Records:
★ ★ ★ ★ ★ ★ ★

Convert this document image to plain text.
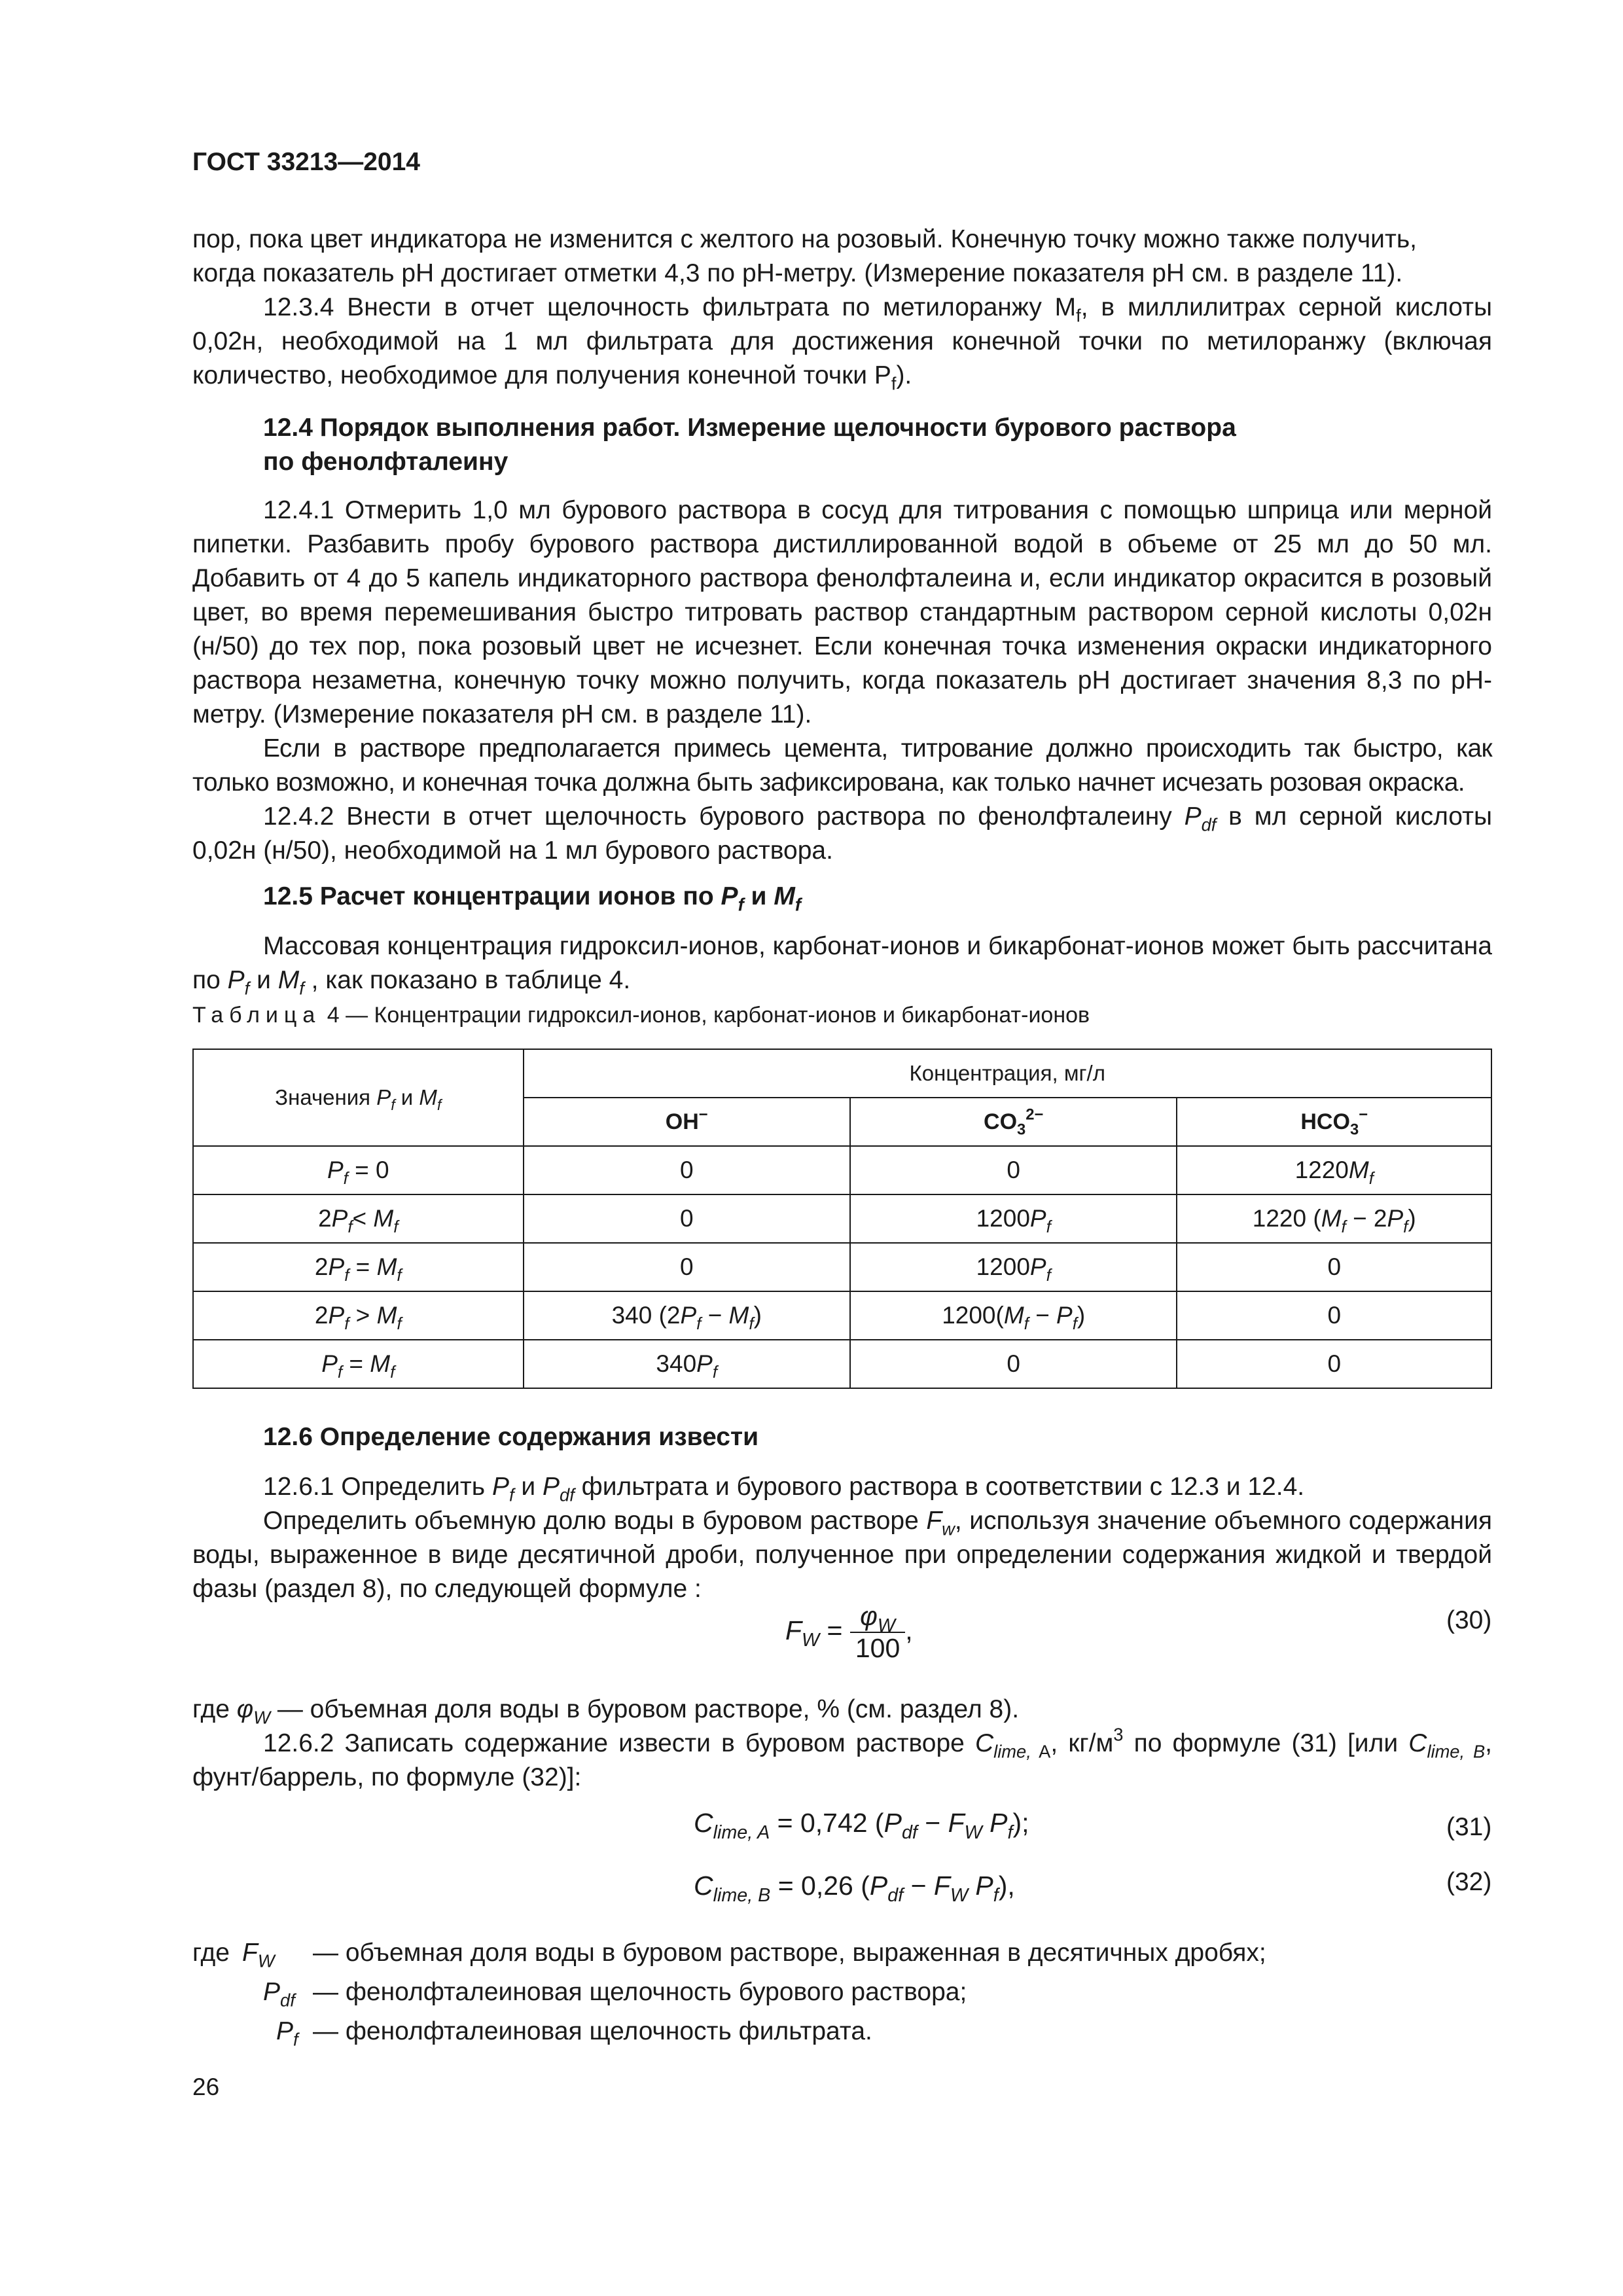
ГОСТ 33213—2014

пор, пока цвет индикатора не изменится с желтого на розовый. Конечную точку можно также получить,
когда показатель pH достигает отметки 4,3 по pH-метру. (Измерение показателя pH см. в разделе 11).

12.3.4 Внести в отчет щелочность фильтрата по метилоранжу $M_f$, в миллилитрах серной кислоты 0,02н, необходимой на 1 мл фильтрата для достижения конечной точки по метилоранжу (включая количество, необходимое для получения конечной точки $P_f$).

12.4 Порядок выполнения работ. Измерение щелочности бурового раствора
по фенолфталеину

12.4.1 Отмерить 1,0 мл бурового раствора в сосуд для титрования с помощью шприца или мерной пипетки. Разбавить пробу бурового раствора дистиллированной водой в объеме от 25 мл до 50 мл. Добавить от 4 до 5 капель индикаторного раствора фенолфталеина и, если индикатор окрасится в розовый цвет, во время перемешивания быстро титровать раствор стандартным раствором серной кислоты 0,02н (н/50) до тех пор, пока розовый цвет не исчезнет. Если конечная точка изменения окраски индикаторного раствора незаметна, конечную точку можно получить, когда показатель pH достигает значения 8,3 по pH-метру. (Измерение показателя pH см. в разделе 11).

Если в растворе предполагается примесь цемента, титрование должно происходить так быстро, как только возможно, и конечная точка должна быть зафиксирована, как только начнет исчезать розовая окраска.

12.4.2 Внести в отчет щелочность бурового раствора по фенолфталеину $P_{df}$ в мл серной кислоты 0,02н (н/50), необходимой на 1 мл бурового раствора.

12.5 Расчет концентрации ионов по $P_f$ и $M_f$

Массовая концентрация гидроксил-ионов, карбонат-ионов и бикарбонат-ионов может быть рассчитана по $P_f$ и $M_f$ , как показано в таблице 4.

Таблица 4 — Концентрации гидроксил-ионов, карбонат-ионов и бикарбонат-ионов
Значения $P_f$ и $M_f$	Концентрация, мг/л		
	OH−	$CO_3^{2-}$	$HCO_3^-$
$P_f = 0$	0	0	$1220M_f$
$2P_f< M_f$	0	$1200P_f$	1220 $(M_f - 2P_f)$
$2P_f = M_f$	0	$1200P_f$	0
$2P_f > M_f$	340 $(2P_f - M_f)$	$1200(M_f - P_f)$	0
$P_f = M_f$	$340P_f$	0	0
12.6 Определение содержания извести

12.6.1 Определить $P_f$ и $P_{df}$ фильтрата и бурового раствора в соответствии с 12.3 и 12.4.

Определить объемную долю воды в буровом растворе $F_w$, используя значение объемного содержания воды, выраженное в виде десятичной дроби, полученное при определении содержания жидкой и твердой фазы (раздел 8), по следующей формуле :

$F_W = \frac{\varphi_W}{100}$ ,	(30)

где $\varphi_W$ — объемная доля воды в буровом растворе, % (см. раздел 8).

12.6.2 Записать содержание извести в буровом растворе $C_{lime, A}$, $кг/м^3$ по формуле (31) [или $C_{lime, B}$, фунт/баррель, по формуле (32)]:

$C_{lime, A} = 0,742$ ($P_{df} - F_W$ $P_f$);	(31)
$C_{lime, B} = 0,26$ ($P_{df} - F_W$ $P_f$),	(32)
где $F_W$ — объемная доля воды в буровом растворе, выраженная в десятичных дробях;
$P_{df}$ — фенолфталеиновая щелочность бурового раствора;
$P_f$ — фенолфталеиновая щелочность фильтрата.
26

★ ★ ★ ★ ★ ★ ★

Could you repeat all of the material exactly? Pictures should not be copied.

== CORRECT ANSWER ==
Convert this document image to plain text.
ГОСТ 33213—2014

пор, пока цвет индикатора не изменится с желтого на розовый. Конечную точку можно также получить,
когда показатель pH достигает отметки 4,3 по pH-метру. (Измерение показателя pH см. в разделе 11).

12.3.4 Внести в отчет щелочность фильтрата по метилоранжу $M_f$, в миллилитрах серной кислоты 0,02н, необходимой на 1 мл фильтрата для достижения конечной точки по метилоранжу (включая количество, необходимое для получения конечной точки $P_f$).

12.4 Порядок выполнения работ. Измерение щелочности бурового раствора
по фенолфталеину

12.4.1 Отмерить 1,0 мл бурового раствора в сосуд для титрования с помощью шприца или мерной пипетки. Разбавить пробу бурового раствора дистиллированной водой в объеме от 25 мл до 50 мл. Добавить от 4 до 5 капель индикаторного раствора фенолфталеина и, если индикатор окрасится в розовый цвет, во время перемешивания быстро титровать раствор стандартным раствором серной кислоты 0,02н (н/50) до тех пор, пока розовый цвет не исчезнет. Если конечная точка изменения окраски индикаторного раствора незаметна, конечную точку можно получить, когда показатель pH достигает значения 8,3 по pH-метру. (Измерение показателя pH см. в разделе 11).

Если в растворе предполагается примесь цемента, титрование должно происходить так быстро, как только возможно, и конечная точка должна быть зафиксирована, как только начнет исчезать розовая окраска.

12.4.2 Внести в отчет щелочность бурового раствора по фенолфталеину $P_{df}$ в мл серной кислоты 0,02н (н/50), необходимой на 1 мл бурового раствора.

12.5 Расчет концентрации ионов по $P_f$ и $M_f$

Массовая концентрация гидроксил-ионов, карбонат-ионов и бикарбонат-ионов может быть рассчитана по $P_f$ и $M_f$ , как показано в таблице 4.

Таблица 4 — Концентрации гидроксил-ионов, карбонат-ионов и бикарбонат-ионов
Значения $P_f$ и $M_f$	Концентрация, мг/л		
	OH−	$CO_3^{2-}$	$HCO_3^-$
$P_f = 0$	0	0	$1220M_f$
$2P_f< M_f$	0	$1200P_f$	1220 $(M_f - 2P_f)$
$2P_f = M_f$	0	$1200P_f$	0
$2P_f > M_f$	340 $(2P_f - M_f)$	$1200(M_f - P_f)$	0
$P_f = M_f$	$340P_f$	0	0
12.6 Определение содержания извести

12.6.1 Определить $P_f$ и $P_{df}$ фильтрата и бурового раствора в соответствии с 12.3 и 12.4.

Определить объемную долю воды в буровом растворе $F_w$, используя значение объемного содержания воды, выраженное в виде десятичной дроби, полученное при определении содержания жидкой и твердой фазы (раздел 8), по следующей формуле :

$F_W = \frac{\varphi_W}{100}$ ,	(30)

где $\varphi_W$ — объемная доля воды в буровом растворе, % (см. раздел 8).

12.6.2 Записать содержание извести в буровом растворе $C_{lime, A}$, $кг/м^3$ по формуле (31) [или $C_{lime, B}$, фунт/баррель, по формуле (32)]:

$C_{lime, A} = 0,742$ ($P_{df} - F_W$ $P_f$);	(31)
$C_{lime, B} = 0,26$ ($P_{df} - F_W$ $P_f$),	(32)
где $F_W$ — объемная доля воды в буровом растворе, выраженная в десятичных дробях;
$P_{df}$ — фенолфталеиновая щелочность бурового раствора;
$P_f$ — фенолфталеиновая щелочность фильтрата.
26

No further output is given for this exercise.